→ TASKS TO COMPLETE:
#1 In the book review, which book does the writer say they recently finished reading?
#2 Carry on the book review from its last sentence.

→ TEXT EXCERPT:
******************************
I recently finished reading The Great Crash 1929 by John Kenneth Galbraith.
As John best summarizes it: “The task of this book, as suggested on an early page, is only to tell what happened in 1929. IT is not to tell whether or when the misfortunes of 1929 will recur. One of the pregnant lessons of that year will by now be plain: it is that very specific and personal misfortune awaits those who presume to believe that the future is revealed to them. Yet, without undue risk, it may be possible to gain from our view of this useful year some insights into the future. We can distinguish, in particular, between misfortunes that could happen again and others which events, many of them in the aftermath of 1929, less improbable. And we can perhaps see a little of the form and magnitude of the remaining peril. ”
A great book that captures the environment and culture that lead up to the market collapse in 1929. The learnings are timeless and can easily apply to the financial crash of 2008 as they did back in 1929. A highly recommended read for anyone interested in finance, economics, investing and/or regulation.
Below are excerpts from the books that summarize key learnings:
1- “No one can doubt that the American people remain susceptible to the speculative mood – to the conviction that enterprise can be attended by unlimited rewards in which they, individually, were meant to share. A rising market can still bring the reality of riches. This, in turn, can draw more and more people to participate. The government preventatives and controls are ready. In the hands of a determined government their efficacy cannot be doubted. There are, however, a hundred reasons why a government will determine not to use them.”
2- “It follows that the only reward to ownership in which the boomtime owner has an interest is the increase in values. Could the right to the increased value be somehow divorced from the other and now unimportant fruits of possession and also from as many as possible of the burdens of ownership, this would be much welcomed by the speculator. Such an arrangement would enable him to concentrate on speculation which after all, is the business of a speculator. Such is the genius of capitalism that where a real demand exists it does not go long unfilled. In all great speculative orgies devices have appeared to enable the speculator so to concentrate on his business.”
******************************
→ RECORDED DATA:

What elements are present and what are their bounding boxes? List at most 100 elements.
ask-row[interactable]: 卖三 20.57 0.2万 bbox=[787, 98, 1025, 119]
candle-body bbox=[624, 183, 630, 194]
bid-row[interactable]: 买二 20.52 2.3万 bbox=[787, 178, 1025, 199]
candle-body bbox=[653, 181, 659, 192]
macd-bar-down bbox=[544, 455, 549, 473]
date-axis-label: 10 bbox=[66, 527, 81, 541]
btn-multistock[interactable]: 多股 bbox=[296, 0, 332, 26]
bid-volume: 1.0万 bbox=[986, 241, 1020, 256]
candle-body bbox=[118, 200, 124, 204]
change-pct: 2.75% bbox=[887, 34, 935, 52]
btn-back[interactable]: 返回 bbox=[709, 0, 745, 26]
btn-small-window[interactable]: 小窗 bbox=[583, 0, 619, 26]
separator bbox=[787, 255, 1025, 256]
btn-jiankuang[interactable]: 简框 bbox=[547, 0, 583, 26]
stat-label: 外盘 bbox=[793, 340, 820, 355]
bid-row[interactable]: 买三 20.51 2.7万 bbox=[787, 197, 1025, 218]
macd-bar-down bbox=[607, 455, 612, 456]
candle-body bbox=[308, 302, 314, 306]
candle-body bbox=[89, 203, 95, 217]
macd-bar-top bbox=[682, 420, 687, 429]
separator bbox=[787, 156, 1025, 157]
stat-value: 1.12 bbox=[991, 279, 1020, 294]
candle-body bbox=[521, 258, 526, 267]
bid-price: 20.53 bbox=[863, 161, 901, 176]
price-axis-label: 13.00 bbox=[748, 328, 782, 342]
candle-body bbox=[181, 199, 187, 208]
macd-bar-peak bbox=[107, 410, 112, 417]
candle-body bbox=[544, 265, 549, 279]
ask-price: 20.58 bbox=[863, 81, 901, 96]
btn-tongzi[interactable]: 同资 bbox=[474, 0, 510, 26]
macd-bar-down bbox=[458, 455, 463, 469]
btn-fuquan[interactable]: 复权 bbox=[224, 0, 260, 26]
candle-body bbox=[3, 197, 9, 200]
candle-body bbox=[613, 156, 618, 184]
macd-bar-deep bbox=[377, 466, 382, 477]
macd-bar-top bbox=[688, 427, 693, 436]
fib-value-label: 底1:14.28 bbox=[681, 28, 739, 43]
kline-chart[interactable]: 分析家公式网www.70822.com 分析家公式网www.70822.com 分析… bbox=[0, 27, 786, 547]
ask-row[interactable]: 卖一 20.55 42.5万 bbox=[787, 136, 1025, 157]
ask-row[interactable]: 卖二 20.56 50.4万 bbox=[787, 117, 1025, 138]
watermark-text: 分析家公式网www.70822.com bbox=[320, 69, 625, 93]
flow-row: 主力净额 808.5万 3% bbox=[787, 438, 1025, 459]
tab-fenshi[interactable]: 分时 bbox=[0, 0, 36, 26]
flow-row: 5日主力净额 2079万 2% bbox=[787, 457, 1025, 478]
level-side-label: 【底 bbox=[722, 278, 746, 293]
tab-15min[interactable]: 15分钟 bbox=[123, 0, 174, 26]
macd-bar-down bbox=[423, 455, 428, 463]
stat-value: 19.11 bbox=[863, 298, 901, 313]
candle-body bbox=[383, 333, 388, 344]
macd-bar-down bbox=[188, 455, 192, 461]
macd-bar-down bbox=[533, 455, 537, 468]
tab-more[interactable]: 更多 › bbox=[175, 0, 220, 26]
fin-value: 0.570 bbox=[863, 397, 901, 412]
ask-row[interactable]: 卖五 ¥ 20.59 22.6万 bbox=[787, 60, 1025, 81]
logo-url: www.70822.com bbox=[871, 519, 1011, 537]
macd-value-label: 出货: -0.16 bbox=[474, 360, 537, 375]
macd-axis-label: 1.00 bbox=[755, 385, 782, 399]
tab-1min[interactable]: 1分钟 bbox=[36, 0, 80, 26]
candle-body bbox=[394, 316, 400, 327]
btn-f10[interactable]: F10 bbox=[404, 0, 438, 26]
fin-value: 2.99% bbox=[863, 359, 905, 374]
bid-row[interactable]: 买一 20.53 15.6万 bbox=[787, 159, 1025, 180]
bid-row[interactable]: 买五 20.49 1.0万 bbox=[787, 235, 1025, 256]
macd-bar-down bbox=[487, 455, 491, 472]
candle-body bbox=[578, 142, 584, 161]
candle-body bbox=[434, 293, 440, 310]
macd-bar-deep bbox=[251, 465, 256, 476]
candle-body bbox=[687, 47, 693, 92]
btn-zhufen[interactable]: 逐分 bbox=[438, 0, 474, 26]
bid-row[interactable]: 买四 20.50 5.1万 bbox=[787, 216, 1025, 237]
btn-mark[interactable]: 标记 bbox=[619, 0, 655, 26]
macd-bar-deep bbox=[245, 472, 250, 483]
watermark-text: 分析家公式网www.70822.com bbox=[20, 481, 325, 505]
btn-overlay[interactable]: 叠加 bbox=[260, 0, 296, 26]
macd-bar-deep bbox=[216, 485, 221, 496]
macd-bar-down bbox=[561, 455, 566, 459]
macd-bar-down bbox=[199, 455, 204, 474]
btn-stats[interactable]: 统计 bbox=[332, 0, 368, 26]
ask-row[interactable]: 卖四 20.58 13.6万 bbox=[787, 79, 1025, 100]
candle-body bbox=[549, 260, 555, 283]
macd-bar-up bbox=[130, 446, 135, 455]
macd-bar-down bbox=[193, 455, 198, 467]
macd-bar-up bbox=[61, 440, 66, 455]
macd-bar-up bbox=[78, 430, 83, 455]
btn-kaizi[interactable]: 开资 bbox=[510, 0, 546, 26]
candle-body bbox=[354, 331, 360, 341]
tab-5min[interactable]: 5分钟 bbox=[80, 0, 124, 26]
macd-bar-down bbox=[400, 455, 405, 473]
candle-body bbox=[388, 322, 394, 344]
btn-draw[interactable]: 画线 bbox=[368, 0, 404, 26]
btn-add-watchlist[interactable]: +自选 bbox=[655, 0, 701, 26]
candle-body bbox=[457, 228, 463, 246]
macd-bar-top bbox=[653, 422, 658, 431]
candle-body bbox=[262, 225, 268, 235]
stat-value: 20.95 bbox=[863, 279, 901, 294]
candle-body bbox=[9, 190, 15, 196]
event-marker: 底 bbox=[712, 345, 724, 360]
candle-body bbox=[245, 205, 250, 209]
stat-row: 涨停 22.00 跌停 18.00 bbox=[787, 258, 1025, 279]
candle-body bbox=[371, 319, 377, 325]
******************************
→ YOUR RESPONSES:
#1 The Great Crash 1929 by John Kenneth Galbraith.

#2
3- “One of the oldest puzzles of politics is who is to regulate the regulators. But an equally baffling problem, which has never received the attention it deserves, is who is to make wise those who are required to have wisdom…For these people, however, every proposal to act raised the same intractable problem. The consequences of successful action seemed almost as terrible as the consequences of inaction, and they could be more horrible for those who took the action.”
4- “Between human beings there is a type of intercourse which proceeds not from knowledge, or even fro lack of knowledge, but from failure to know what isn’t know… Wisdom, itself, is often an abstraction associated not with fact or reality but with the man who asserts it and the manner of its assertion.”
5- “Mark Twain – Don’t part with your illusions; when they are done you may still exist, but you have ceased to live.”
6- “Thus viewed, the stock market is but a mirror which, perhaps as in this instance, somewhat belatedly, provides an image of the underlying or fundamental economic situation. Cause and effect run from the economy to the stock market, never the reverse.”
7- “Bagehot – Every great crisis reveals the excessive speculations of many houses which no one before suspected.”
8- “Moreover, regulatory bodies, like the people who comprise them, have a marked life cycle. In youth they are vigorous, aggressive, evangelistic, and even intolerant. Later they mellow, and in old age – after a matter of ten or fifteen years – they become, with some exceptions, either an arm of the industry they are regulating or senile.”
9- “Far more important than rate of interest and the supply of credit is the mood. Speculation on a large scale require pervasive sense of confidence and optimism and conviction that ordinary people were meant to be rich. People must also have faith in the good intentions and even in the benevolence of others, for it is by the agency of others that they will get rich…Savings must also be plentiful. Speculation, however it may rely on borrowed funds, must be nourished in part by those who participate…Finally, a speculative outbreak has a greater or less immunizing effect. The ensuing collapse automatically destroys the very mood speculation requires. It follows that an outbreak of speculation provides a reasonable assurance that another outbreak will not immediately occur.”
10- “There seems little question that in 1929, modifying a famous cliche, the economy was fundamentally unsound…five weaknesses seem to have had an especially intimate bearing on the ensuing disaster. They are: 1) The bad distribution of income, 2) The bad corporate structure, 3) The bad banking structure, 4) The dubious state of the foreign balance, 5) The poor state of economic intelligence.”
11- “Here, at least equally with communism, lies the threat to capitalism. It is what causes men who know that things are going quite wrong to say that things are fundamentally sound.”